* STATED PROBLEM: Rewrite the records as a numbered list, from the first line through the line containing "signature-right-3: Otto Greiff", inclusive. Leave out any blank lines.

* INFORMATION PROVIDED:

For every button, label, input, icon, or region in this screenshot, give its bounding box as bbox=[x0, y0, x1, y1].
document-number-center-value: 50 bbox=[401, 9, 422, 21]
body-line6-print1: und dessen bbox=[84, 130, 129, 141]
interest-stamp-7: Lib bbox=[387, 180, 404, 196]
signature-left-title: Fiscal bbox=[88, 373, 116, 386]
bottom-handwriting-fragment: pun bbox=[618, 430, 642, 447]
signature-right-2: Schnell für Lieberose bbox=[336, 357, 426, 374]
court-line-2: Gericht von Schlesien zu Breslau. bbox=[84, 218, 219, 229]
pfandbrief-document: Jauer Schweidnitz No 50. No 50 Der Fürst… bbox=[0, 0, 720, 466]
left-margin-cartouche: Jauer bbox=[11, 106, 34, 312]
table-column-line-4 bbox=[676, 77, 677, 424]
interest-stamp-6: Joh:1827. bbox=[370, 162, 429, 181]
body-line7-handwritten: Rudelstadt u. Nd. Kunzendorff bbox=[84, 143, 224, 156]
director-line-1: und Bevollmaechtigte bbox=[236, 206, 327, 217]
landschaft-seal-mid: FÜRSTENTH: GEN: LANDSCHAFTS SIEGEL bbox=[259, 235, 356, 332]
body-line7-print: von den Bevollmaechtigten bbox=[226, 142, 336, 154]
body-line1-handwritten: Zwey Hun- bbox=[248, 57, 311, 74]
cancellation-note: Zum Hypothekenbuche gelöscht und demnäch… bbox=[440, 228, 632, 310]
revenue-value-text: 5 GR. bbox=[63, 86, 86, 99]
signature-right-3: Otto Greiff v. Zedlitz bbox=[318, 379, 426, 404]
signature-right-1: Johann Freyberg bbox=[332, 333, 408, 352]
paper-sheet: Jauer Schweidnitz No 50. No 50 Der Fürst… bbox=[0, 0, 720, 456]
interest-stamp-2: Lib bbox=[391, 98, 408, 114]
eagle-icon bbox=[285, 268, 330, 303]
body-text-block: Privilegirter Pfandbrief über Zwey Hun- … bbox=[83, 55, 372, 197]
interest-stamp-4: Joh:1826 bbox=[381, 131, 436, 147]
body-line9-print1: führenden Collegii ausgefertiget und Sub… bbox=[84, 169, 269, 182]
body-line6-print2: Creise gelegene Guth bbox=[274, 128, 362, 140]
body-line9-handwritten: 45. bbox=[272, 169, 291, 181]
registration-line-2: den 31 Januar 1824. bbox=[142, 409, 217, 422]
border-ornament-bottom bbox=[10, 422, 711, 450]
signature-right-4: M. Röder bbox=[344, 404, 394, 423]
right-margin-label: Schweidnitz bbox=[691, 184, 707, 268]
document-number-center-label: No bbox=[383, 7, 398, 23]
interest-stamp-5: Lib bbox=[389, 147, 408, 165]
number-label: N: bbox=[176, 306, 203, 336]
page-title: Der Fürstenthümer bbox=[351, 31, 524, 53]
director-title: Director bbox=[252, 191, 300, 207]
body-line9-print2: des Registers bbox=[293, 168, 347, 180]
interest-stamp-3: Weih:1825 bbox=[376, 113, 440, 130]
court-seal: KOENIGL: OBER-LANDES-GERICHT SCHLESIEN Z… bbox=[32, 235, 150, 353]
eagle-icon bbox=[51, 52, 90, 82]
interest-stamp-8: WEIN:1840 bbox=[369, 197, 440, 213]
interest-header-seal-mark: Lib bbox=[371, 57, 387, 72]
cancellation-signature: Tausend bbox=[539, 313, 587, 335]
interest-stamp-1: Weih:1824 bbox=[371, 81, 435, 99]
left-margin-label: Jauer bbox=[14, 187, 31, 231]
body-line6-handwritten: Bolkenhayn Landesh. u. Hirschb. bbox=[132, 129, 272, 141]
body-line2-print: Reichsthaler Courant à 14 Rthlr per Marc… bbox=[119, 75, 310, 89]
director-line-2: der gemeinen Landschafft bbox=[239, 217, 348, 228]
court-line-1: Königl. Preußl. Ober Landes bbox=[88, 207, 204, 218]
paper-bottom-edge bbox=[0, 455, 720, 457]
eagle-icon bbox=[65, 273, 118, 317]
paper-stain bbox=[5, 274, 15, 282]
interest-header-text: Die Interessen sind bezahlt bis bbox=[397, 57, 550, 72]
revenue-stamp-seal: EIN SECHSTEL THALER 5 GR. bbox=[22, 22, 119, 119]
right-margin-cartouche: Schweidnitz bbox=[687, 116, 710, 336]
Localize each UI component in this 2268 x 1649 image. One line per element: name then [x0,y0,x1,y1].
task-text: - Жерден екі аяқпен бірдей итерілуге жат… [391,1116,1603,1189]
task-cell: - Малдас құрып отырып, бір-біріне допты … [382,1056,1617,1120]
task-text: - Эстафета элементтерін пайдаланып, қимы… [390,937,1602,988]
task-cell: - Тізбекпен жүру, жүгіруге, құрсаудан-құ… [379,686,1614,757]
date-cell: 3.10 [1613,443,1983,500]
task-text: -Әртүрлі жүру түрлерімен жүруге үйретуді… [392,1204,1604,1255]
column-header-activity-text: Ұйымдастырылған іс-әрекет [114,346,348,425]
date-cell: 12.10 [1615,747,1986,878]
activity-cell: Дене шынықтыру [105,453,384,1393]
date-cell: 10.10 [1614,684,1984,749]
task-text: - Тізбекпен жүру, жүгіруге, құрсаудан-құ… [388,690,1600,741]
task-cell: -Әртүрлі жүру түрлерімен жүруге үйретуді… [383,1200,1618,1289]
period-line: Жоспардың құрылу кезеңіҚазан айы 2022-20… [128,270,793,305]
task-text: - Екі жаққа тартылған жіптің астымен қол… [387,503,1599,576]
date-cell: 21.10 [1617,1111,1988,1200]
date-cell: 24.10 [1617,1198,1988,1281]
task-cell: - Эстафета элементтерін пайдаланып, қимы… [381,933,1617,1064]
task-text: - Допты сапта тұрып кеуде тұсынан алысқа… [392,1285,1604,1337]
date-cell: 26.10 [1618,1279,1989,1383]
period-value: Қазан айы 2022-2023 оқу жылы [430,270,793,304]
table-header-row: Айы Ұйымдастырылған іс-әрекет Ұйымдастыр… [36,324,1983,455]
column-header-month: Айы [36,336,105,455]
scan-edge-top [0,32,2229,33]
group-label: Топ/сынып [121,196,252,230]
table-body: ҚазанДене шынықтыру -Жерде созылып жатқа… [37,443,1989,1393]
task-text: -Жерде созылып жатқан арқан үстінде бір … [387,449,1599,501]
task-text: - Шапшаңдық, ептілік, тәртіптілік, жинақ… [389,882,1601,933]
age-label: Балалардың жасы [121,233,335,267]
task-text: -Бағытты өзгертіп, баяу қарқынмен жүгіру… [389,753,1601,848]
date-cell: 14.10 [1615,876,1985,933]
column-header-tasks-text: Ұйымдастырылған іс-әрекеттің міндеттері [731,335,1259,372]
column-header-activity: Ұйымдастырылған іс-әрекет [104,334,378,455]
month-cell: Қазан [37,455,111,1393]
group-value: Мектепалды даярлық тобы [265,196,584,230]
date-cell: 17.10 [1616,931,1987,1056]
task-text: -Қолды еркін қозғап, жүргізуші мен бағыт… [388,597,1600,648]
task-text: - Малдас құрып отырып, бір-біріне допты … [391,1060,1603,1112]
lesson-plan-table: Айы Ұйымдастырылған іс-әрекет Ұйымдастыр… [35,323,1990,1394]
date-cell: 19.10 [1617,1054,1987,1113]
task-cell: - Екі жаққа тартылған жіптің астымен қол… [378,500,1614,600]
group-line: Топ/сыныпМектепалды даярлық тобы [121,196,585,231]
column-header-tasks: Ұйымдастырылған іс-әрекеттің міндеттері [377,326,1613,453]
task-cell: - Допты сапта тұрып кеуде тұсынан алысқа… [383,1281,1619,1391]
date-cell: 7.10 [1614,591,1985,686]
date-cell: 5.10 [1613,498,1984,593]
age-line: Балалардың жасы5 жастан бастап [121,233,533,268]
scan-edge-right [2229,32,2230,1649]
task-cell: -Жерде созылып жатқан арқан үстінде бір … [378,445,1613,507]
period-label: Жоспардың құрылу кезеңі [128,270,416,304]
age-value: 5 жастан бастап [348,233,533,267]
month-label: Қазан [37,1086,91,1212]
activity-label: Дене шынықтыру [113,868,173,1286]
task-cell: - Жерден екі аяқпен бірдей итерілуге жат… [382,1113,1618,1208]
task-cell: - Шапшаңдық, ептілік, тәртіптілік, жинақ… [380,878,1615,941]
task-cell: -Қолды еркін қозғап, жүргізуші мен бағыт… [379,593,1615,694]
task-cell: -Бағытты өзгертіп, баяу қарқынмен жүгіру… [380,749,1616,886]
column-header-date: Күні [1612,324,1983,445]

* ANSWER FOR THIS EXERCISE:
1. For every button, label, input, icon, or region in this screenshot, give its bounding box as bbox=[x0, y0, x1, y1].
2. document-number-center-value: 50 bbox=[401, 9, 422, 21]
3. body-line6-print1: und dessen bbox=[84, 130, 129, 141]
4. interest-stamp-7: Lib bbox=[387, 180, 404, 196]
5. signature-left-title: Fiscal bbox=[88, 373, 116, 386]
6. bottom-handwriting-fragment: pun bbox=[618, 430, 642, 447]
7. signature-right-2: Schnell für Lieberose bbox=[336, 357, 426, 374]
8. court-line-2: Gericht von Schlesien zu Breslau. bbox=[84, 218, 219, 229]
9. pfandbrief-document: Jauer Schweidnitz No 50. No 50 Der Fürst… bbox=[0, 0, 720, 466]
10. left-margin-cartouche: Jauer bbox=[11, 106, 34, 312]
11. table-column-line-4 bbox=[676, 77, 677, 424]
12. interest-stamp-6: Joh:1827. bbox=[370, 162, 429, 181]
13. body-line7-handwritten: Rudelstadt u. Nd. Kunzendorff bbox=[84, 143, 224, 156]
14. director-line-1: und Bevollmaechtigte bbox=[236, 206, 327, 217]
15. landschaft-seal-mid: FÜRSTENTH: GEN: LANDSCHAFTS SIEGEL bbox=[259, 235, 356, 332]
16. body-line7-print: von den Bevollmaechtigten bbox=[226, 142, 336, 154]
17. body-line1-handwritten: Zwey Hun- bbox=[248, 57, 311, 74]
18. cancellation-note: Zum Hypothekenbuche gelöscht und demnäch… bbox=[440, 228, 632, 310]
19. revenue-value-text: 5 GR. bbox=[63, 86, 86, 99]
20. signature-right-3: Otto Greiff v. Zedlitz bbox=[318, 379, 426, 404]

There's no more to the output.